■ **PROBLEM TO SOLVE**:
From the listing below, copy every line with the word "Beam".
=== DATASET CONTENT ===
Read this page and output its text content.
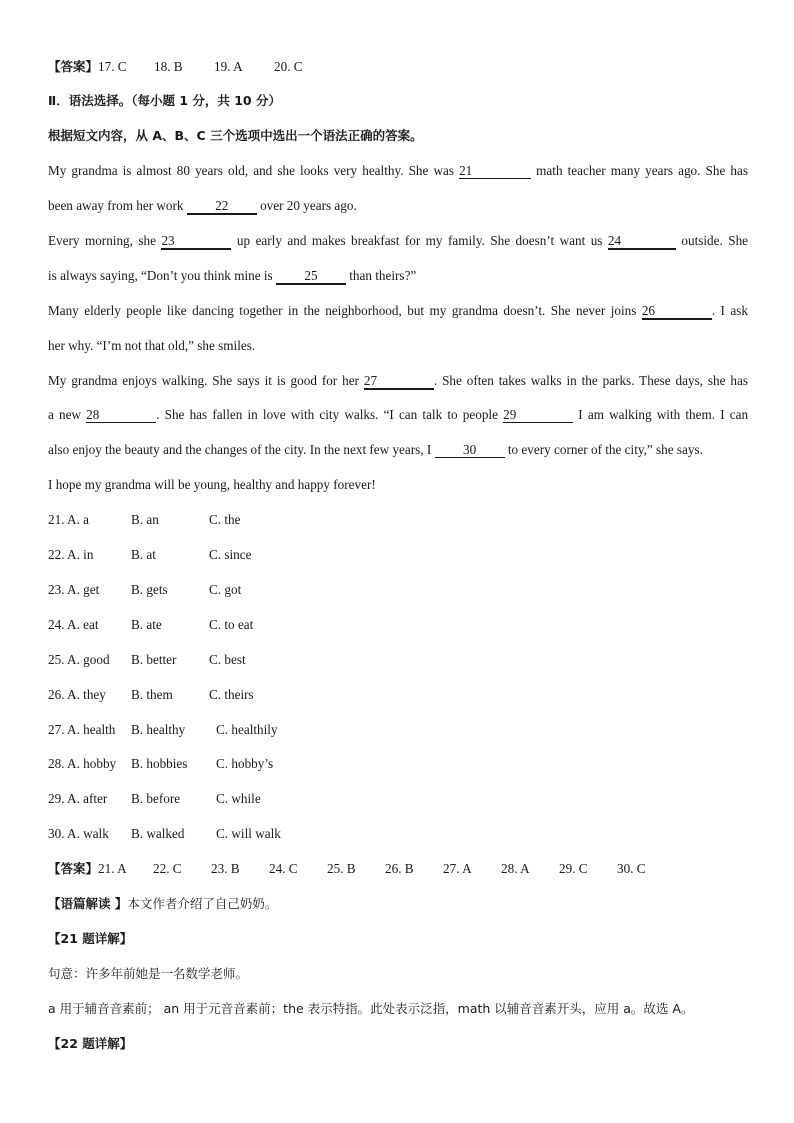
【答案】17. C 18. B 19. A 20. C
Ⅱ．语法选择。（每小题 1 分，共 10 分）
根据短文内容，从 A、B、C 三个选项中选出一个语法正确的答案。
My grandma is almost 80 years old, and she looks very healthy. She was 21	math teacher many years ago. She has
been away from her work 22 over 20 years ago.
Every morning, she 23	up early and makes breakfast for my family. She doesn’t want us 24	outside. She
is always saying, “Don’t you think mine is 25 than theirs?”
Many elderly people like dancing together in the neighborhood, but my grandma doesn’t. She never joins 26	. I ask
her why. “I’m not that old,” she smiles.
My grandma enjoys walking. She says it is good for her 27	. She often takes walks in the parks. These days, she has
a new 28	. She has fallen in love with city walks. “I can talk to people 29	I am walking with them. I can
also enjoy the beauty and the changes of the city. In the next few years, I 30 to every corner of the city,” she says.
I hope my grandma will be young, healthy and happy forever!
21. A. a	B. an	C. the
22. A. in	B. at	C. since
23. A. get B. gets	C. got
24. A. eat B. ate	C. to eat
25. A. good B. better C. best
26. A. they B. them	C. theirs
27. A. health B. healthy C. healthily
28. A. hobby B. hobbies C. hobby’s
29. A. after B. before	C. while
30. A. walk B. walked C. will walk
【答案】21. A 22. C 23. B 24. C 25. B 26. B 27. A 28. A 29. C 30. C
【语篇解读 】本文作者介绍了自己奶奶。
【21 题详解】
句意：许多年前她是一名数学老师。
a 用于辅音音素前； an 用于元音音素前；the 表示特指。此处表示泛指，math 以辅音音素开头，应用 a。故选 A。
【22 题详解】
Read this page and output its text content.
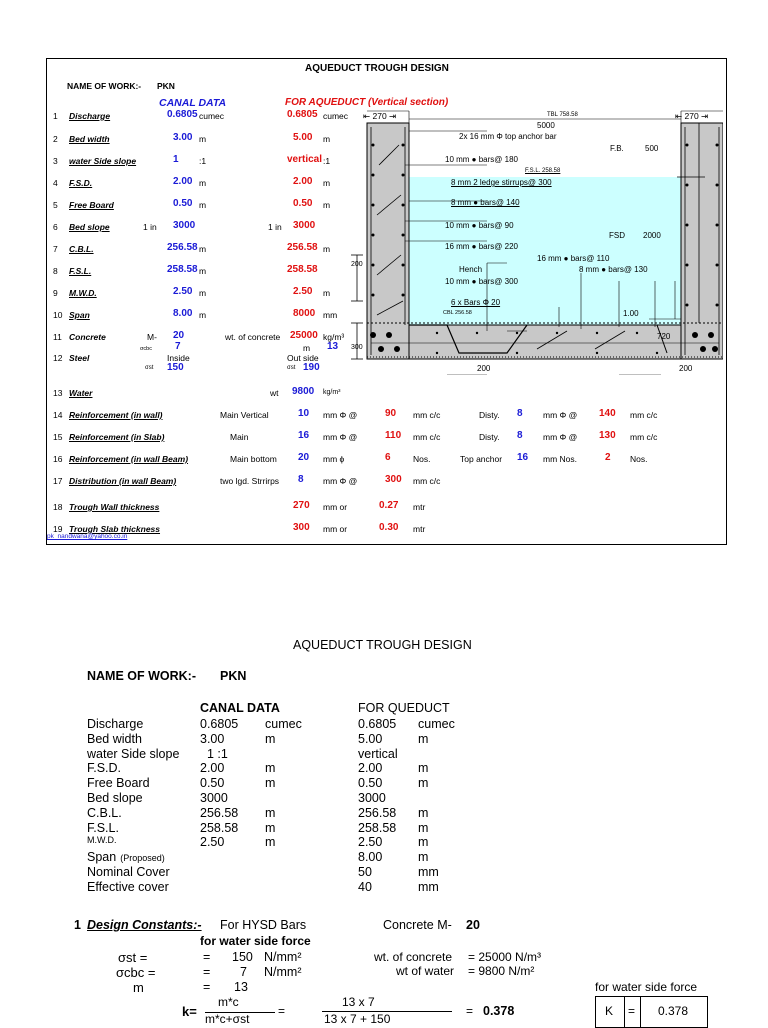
AQUEDUCT TROUGH DESIGN
NAME OF WORK:- PKN
CANAL DATA	FOR AQUEDUCT (Vertical section)
1 Discharge	0.6805 cumec	0.6805 cumec
2 Bed width	3.00 m	5.00 m
3 water Side slope	1 :1	vertical :1
4 F.S.D.	2.00 m	2.00 m
5 Free Board	0.50 m	0.50 m
6 Bed slope	1 in 3000	1 in 3000
7 C.B.L.	256.58 m	256.58 m
8 F.S.L.	258.58 m	258.58
9 M.W.D.	2.50 m	2.50 m
10 Span	8.00 m	8000 mm
11 Concrete	M- 20
σcbc 7
wt. of concrete 25000 kg/m³
m 13
12 Steel	Inside
σst 150
Out side
σst 190
13 Water	wt 9800 kg/m³
14 Reinforcement (in wall)	Main Vertical	10 mm Φ @	90 mm c/c	Disty. 8 mm Φ @ 140 mm c/c
15 Reinforcement (in Slab)	Main	16 mm Φ @	110 mm c/c	Disty. 8 mm Φ @ 130 mm c/c
16 Reinforcement (in wall Beam)	Main bottom 20 mm ϕ	6	Nos.	Top anchor 16 mm Nos.	2 Nos.
17 Distribution (in wall Beam)	two lgd. Strrirps 8 mm Φ @	300 mm c/c
18 Trough Wall thickness	270 mm or	0.27 mtr
19 Trough Slab thickness	300 mm or	0.30 mtr
pk_nandwana@yahoo.co.in
TBL 758.58
5000
⇤ 270 ⇥	⇤ 270 ⇥
2x 16 mm Φ top anchor bar
F.B.	500
10 mm ● bars@ 180
F.S.L. 258.58
8 mm 2 ledge stirrups@ 300
8 mm ● bars@ 140
10 mm ● bars@ 90
FSD 2000
16 mm ● bars@ 220
16 mm ● bars@ 110
8 mm ● bars@ 130
200
Hench
10 mm ● bars@ 300
6 x Bars Φ 20
CBL 256.58	1.00
720
300
200	200
AQUEDUCT TROUGH DESIGN
NAME OF WORK:- PKN
CANAL DATA	FOR QUEDUCT
Discharge	0.6805 cumec	0.6805 cumec
Bed width	3.00	m	5.00	m
water Side slope 1 :1	vertical
F.S.D.	2.00	m	2.00	m
Free Board	0.50	m	0.50	m
Bed slope	3000	3000
C.B.L.	256.58 m	256.58 m
F.S.L.	258.58 m	258.58 m
M.W.D.	2.50	m	2.50	m
Span (Proposed)	8.00	m
Nominal Cover	50	mm
Effective cover	40	mm
1 Design Constants:- For HYSD Bars	Concrete M- 20
for water side force
σst =	= 150 N/mm²
σcbc =	= 7 N/mm²
m	= 13
wt. of concrete = 25000 N/m³
wt of water = 9800 N/m²
k=
m*c
m*c+σst
=
13 x 7
13 x 7 + 150
= 0.378
for water side force
K = 0.378
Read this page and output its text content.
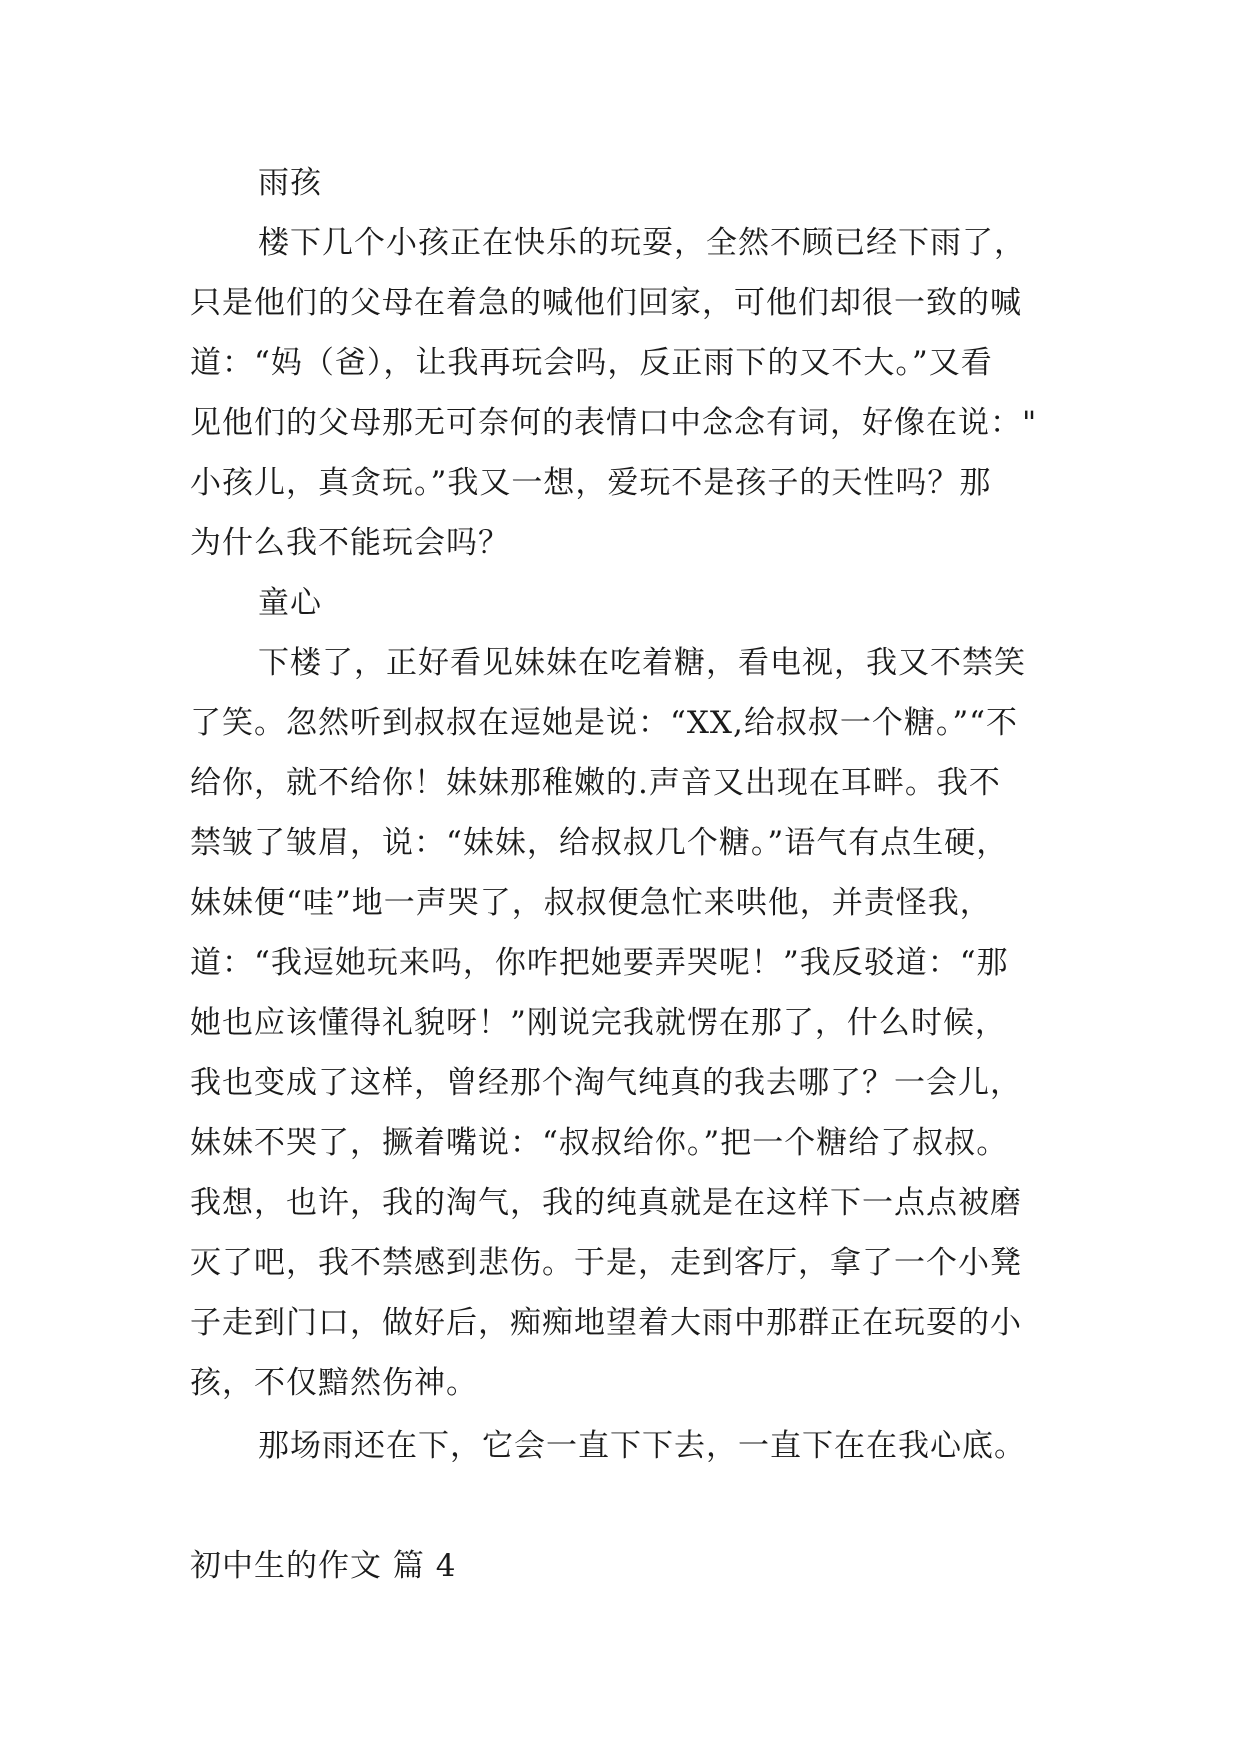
雨孩
楼下几个小孩正在快乐的玩耍，全然不顾已经下雨了，
只是他们的父母在着急的喊他们回家，可他们却很一致的喊
道：“妈（爸），让我再玩会吗，反正雨下的又不大。”又看
见他们的父母那无可奈何的表情口中念念有词，好像在说："
小孩儿，真贪玩。”我又一想，爱玩不是孩子的天性吗？那
为什么我不能玩会吗？
童心
下楼了，正好看见妹妹在吃着糖，看电视，我又不禁笑
了笑。忽然听到叔叔在逗她是说：“XX,给叔叔一个糖。”“不
给你，就不给你！妹妹那稚嫩的.声音又出现在耳畔。我不
禁皱了皱眉，说：“妹妹，给叔叔几个糖。”语气有点生硬，
妹妹便“哇”地一声哭了，叔叔便急忙来哄他，并责怪我，
道：“我逗她玩来吗，你咋把她要弄哭呢！”我反驳道：“那
她也应该懂得礼貌呀！”刚说完我就愣在那了，什么时候，
我也变成了这样，曾经那个淘气纯真的我去哪了？一会儿，
妹妹不哭了，撅着嘴说：“叔叔给你。”把一个糖给了叔叔。
我想，也许，我的淘气，我的纯真就是在这样下一点点被磨
灭了吧，我不禁感到悲伤。于是，走到客厅，拿了一个小凳
子走到门口，做好后，痴痴地望着大雨中那群正在玩耍的小
孩，不仅黯然伤神。
那场雨还在下，它会一直下下去，一直下在在我心底。
初中生的作文 篇 4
===
■ **OUTPUT BELOW**:
16 Reinforcement (in wall Beam)	Main bottom 20 mm ϕ	6	Nos.	Top anchor 16 mm Nos.	2 Nos.
17 Distribution (in wall Beam)	two lgd. Strrirps 8 mm Φ @	300 mm c/c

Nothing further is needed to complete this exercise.